*TASK BRIEF*
Select all lines holding the word "outlined" from the entries that follow.

(Stored data)
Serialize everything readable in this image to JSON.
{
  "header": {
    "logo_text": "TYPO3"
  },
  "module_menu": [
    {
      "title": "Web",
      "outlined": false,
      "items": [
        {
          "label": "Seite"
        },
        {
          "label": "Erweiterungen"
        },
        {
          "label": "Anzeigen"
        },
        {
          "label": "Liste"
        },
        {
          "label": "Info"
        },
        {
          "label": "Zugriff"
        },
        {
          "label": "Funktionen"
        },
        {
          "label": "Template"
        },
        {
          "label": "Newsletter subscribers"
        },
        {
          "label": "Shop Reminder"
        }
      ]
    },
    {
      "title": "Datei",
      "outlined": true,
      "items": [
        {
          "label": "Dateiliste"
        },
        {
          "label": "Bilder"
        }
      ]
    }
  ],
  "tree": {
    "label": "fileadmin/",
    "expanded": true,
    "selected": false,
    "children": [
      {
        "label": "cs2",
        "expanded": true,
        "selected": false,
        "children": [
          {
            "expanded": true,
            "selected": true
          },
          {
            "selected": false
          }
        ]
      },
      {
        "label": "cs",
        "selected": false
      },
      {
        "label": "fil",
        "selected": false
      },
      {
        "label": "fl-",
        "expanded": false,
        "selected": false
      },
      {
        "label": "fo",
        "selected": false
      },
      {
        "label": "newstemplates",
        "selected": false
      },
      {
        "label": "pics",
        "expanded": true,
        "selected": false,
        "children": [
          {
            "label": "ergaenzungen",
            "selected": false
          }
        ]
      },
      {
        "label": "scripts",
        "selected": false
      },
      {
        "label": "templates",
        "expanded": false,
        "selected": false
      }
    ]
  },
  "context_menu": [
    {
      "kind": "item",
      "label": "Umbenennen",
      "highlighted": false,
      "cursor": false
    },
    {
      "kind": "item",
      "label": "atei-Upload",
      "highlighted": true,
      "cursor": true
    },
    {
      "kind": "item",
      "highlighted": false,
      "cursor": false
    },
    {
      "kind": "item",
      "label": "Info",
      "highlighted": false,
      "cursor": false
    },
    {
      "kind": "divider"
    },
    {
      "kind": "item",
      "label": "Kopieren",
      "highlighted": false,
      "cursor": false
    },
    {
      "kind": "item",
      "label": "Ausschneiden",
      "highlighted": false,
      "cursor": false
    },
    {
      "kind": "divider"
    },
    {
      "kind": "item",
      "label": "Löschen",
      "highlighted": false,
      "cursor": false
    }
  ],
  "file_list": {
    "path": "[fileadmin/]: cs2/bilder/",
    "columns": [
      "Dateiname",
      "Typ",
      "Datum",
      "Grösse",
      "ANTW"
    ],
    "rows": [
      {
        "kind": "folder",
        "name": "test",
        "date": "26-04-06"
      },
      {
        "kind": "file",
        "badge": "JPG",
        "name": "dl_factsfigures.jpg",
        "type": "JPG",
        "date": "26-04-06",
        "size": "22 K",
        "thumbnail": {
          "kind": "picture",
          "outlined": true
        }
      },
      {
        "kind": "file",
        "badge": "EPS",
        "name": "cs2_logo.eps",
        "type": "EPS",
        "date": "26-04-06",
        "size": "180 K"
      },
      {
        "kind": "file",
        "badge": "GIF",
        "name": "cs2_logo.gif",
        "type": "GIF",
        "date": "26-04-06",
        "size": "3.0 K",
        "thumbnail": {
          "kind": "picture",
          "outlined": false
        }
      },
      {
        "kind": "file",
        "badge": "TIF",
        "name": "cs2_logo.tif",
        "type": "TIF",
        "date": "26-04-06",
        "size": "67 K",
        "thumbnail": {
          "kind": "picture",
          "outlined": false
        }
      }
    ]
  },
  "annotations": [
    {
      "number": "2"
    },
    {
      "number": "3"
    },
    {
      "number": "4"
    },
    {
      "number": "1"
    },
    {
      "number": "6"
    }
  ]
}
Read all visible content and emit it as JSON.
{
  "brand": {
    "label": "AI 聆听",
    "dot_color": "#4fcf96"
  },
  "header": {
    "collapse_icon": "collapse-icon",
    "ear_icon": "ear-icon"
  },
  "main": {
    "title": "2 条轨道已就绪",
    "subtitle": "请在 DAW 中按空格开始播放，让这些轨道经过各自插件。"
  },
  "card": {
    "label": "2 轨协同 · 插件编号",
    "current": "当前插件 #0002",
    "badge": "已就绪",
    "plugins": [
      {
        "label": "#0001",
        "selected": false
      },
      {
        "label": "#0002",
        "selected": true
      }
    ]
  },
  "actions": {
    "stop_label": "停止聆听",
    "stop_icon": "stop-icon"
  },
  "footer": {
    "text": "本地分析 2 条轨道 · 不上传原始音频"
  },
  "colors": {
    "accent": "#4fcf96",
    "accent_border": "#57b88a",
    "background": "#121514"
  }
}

*REPLY*
      "outlined": false,
      "outlined": true,
          "outlined": true
          "outlined": false
          "outlined": false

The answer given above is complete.